**TASK PROMPT**
For every line in the records that has the word "image", make a copy.

**MATERIAL PROVIDED**
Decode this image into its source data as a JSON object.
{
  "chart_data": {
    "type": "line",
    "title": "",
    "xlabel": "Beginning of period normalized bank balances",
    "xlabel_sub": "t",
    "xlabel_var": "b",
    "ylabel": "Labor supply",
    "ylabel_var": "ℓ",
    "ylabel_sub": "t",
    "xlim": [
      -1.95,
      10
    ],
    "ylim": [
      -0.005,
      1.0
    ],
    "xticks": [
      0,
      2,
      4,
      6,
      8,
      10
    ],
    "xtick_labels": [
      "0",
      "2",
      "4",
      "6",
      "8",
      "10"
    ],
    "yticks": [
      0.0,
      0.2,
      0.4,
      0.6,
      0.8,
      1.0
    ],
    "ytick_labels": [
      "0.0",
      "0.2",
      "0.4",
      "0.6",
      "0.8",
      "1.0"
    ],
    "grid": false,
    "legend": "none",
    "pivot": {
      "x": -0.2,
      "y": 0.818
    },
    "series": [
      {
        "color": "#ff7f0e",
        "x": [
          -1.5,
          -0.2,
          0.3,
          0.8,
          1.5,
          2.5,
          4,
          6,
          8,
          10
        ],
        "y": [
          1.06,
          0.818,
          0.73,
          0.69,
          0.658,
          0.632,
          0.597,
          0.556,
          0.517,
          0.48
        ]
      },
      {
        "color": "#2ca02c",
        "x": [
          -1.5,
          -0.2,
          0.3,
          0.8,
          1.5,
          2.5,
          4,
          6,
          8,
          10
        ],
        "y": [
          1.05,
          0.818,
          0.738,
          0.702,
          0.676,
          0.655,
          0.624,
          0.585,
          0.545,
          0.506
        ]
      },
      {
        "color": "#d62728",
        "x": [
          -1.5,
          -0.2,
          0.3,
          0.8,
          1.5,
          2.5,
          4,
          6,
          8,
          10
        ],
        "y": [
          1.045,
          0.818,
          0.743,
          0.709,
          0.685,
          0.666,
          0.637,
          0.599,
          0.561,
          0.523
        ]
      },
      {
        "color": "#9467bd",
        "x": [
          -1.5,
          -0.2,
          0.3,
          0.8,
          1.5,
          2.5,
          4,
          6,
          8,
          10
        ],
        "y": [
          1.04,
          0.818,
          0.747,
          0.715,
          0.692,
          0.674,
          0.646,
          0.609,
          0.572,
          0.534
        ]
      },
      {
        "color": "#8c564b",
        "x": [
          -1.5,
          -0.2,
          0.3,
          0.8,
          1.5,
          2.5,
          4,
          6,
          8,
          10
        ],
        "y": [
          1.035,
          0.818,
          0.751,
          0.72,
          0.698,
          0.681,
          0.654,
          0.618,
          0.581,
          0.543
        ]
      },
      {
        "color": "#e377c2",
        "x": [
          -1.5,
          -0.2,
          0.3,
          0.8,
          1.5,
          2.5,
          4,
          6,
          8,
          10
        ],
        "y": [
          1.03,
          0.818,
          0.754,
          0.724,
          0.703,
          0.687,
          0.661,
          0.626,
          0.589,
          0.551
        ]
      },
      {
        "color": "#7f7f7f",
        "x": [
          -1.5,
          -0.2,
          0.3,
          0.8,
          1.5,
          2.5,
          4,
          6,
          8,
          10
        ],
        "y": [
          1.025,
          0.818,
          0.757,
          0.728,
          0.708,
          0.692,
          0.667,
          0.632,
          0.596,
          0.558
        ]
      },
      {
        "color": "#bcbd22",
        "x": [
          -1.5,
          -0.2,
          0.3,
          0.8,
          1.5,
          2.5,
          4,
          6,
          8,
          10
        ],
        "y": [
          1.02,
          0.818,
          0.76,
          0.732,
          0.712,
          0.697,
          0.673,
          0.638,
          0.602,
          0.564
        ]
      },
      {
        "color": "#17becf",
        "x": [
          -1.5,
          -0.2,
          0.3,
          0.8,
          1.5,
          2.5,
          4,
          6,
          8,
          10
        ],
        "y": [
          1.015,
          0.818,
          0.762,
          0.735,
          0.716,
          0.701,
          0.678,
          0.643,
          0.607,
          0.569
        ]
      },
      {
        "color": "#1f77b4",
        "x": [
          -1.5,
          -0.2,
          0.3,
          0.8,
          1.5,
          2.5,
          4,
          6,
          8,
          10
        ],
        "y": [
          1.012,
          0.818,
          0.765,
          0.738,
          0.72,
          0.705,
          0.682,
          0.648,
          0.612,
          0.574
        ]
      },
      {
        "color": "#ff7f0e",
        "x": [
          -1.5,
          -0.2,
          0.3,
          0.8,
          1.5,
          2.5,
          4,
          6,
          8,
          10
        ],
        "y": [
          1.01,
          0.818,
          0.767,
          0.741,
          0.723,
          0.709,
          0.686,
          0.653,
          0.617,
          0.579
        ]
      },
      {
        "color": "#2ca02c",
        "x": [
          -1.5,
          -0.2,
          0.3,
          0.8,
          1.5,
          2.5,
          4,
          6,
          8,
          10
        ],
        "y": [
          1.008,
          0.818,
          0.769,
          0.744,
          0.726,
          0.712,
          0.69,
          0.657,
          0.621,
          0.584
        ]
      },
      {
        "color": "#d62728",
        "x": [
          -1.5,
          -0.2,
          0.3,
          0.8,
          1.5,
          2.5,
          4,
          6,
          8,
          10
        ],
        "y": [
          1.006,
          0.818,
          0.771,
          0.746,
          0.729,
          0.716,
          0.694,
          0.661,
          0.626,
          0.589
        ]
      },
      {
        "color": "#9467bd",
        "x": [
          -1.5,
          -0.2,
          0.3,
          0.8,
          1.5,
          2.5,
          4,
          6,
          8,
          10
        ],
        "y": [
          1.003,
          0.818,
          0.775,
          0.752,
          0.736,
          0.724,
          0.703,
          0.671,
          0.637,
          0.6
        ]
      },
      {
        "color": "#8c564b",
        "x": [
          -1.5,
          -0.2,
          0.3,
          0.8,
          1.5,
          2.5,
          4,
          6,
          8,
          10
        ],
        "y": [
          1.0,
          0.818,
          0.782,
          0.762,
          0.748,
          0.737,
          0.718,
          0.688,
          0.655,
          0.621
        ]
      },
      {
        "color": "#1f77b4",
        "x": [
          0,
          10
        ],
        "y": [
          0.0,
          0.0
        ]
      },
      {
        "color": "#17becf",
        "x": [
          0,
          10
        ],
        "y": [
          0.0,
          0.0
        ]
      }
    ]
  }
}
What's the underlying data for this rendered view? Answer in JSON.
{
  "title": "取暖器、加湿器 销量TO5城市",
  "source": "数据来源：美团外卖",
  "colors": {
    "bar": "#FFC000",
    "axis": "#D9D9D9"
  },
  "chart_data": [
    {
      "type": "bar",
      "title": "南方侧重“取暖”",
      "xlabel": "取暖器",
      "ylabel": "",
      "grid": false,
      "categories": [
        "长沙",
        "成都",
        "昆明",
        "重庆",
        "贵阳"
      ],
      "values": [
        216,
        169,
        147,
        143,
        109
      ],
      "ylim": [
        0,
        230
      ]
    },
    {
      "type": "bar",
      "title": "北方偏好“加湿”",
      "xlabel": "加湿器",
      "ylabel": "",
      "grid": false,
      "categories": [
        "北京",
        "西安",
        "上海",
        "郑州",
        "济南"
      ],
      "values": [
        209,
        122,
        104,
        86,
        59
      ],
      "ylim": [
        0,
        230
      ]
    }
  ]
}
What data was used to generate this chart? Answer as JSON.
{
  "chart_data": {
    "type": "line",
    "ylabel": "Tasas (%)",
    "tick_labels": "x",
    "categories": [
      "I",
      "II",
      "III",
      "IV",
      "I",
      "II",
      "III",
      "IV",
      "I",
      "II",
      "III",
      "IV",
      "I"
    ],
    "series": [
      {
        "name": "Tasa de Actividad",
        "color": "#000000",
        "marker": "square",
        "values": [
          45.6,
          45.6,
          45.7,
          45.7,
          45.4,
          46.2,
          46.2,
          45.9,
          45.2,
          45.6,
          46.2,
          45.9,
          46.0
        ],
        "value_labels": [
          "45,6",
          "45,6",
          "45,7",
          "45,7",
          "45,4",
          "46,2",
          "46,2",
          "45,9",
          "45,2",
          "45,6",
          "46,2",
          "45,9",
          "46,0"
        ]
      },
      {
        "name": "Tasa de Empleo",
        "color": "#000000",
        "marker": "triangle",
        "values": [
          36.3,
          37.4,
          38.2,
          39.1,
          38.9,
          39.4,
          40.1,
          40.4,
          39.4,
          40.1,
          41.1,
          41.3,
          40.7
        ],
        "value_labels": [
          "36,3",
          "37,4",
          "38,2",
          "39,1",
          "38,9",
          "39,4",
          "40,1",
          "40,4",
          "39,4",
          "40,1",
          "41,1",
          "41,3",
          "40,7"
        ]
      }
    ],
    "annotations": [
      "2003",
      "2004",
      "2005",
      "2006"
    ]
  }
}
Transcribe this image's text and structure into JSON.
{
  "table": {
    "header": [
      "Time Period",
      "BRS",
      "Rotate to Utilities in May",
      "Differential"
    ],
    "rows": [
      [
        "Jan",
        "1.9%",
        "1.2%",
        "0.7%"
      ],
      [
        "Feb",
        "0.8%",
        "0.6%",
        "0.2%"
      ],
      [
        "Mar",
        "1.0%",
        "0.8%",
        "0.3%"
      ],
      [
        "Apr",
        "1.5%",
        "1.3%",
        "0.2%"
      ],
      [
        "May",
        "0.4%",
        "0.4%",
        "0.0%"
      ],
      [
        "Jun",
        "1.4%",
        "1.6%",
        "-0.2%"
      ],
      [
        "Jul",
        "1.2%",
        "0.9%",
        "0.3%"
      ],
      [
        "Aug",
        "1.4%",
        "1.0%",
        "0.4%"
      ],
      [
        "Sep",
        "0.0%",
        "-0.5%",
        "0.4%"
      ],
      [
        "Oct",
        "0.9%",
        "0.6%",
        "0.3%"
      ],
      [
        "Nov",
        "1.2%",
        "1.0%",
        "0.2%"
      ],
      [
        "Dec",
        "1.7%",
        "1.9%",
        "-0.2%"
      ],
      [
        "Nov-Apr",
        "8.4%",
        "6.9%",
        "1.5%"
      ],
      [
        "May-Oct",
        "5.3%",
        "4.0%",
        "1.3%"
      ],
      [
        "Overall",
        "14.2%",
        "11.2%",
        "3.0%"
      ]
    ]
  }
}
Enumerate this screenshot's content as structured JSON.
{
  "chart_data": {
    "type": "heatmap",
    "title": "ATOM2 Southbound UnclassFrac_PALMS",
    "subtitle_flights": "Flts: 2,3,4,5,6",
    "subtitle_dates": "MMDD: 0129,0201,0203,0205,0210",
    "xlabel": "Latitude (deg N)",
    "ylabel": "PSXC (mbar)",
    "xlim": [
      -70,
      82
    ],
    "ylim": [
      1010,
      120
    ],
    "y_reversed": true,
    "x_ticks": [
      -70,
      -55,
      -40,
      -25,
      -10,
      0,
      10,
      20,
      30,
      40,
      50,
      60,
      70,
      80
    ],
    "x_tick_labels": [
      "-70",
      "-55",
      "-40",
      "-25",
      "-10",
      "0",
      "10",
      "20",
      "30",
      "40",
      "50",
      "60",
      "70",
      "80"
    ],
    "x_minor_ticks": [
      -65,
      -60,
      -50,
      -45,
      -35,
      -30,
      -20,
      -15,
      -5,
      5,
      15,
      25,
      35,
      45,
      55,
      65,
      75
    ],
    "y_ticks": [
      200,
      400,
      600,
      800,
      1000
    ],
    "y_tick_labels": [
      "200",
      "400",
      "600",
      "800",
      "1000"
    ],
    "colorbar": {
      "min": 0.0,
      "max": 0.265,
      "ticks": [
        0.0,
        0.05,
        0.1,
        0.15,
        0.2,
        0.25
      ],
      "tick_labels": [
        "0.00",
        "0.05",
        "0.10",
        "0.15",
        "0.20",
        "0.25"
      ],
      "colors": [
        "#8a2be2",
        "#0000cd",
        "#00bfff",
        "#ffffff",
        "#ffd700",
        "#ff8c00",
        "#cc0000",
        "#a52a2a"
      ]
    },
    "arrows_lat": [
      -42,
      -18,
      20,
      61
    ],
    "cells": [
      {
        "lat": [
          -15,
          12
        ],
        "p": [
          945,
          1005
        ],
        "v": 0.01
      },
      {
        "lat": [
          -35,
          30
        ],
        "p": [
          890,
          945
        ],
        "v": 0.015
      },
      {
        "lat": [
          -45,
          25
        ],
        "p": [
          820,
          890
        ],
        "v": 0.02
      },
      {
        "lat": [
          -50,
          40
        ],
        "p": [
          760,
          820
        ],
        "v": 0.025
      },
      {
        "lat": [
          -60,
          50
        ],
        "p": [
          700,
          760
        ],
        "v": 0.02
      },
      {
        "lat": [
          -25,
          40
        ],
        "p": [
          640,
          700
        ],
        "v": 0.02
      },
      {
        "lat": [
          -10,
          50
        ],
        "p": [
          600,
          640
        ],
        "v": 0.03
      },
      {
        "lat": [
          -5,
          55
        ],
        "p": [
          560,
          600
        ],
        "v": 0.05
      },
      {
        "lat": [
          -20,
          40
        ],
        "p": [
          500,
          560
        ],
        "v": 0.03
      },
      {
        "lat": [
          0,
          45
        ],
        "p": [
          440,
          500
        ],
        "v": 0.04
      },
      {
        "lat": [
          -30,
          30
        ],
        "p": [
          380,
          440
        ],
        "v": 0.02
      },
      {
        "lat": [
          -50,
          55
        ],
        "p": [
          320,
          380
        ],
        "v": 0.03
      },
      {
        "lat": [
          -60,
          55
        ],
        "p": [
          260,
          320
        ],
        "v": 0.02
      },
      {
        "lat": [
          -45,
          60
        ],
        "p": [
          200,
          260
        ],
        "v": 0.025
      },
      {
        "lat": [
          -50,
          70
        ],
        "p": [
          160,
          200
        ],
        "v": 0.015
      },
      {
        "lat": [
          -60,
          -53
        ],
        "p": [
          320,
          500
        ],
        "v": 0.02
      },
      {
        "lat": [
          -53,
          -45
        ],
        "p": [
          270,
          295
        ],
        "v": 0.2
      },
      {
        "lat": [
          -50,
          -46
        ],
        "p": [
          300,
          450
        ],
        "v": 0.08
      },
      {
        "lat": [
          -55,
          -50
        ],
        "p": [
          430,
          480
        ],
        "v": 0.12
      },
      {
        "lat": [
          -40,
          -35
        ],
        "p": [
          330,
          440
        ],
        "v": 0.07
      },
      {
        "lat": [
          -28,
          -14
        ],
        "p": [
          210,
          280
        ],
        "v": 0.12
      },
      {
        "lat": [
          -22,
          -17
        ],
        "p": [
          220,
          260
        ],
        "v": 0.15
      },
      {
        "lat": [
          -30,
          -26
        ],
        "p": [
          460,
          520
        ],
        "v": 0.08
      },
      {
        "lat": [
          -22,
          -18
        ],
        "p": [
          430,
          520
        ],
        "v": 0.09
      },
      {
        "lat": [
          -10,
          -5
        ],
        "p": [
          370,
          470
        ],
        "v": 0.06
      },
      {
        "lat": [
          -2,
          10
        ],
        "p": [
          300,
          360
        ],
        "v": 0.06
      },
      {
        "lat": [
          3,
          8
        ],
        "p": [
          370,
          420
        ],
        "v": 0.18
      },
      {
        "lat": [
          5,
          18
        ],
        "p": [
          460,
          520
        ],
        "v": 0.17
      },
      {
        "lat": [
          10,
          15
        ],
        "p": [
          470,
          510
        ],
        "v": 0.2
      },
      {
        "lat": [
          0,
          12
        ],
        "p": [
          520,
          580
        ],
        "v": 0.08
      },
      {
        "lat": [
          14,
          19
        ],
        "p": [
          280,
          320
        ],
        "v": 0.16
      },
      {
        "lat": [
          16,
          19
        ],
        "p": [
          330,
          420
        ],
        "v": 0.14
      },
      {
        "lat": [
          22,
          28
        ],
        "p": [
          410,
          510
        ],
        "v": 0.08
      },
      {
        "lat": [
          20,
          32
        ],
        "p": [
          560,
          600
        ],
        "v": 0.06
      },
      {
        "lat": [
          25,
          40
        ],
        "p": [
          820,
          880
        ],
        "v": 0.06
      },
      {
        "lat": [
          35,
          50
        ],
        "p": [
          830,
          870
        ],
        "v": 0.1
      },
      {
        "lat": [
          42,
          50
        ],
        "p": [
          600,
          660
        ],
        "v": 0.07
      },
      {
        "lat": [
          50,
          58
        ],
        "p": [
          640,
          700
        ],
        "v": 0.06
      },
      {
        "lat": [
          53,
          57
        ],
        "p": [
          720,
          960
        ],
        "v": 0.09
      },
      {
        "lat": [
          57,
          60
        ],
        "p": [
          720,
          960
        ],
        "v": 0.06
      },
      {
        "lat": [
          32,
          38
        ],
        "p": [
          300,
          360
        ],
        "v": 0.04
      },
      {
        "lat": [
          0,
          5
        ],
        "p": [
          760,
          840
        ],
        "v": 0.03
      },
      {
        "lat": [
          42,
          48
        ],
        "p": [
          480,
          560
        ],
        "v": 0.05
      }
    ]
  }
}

**CORRECT ANSWER**
Decode this image into its source data as a JSON object.
Transcribe this image's text and structure into JSON.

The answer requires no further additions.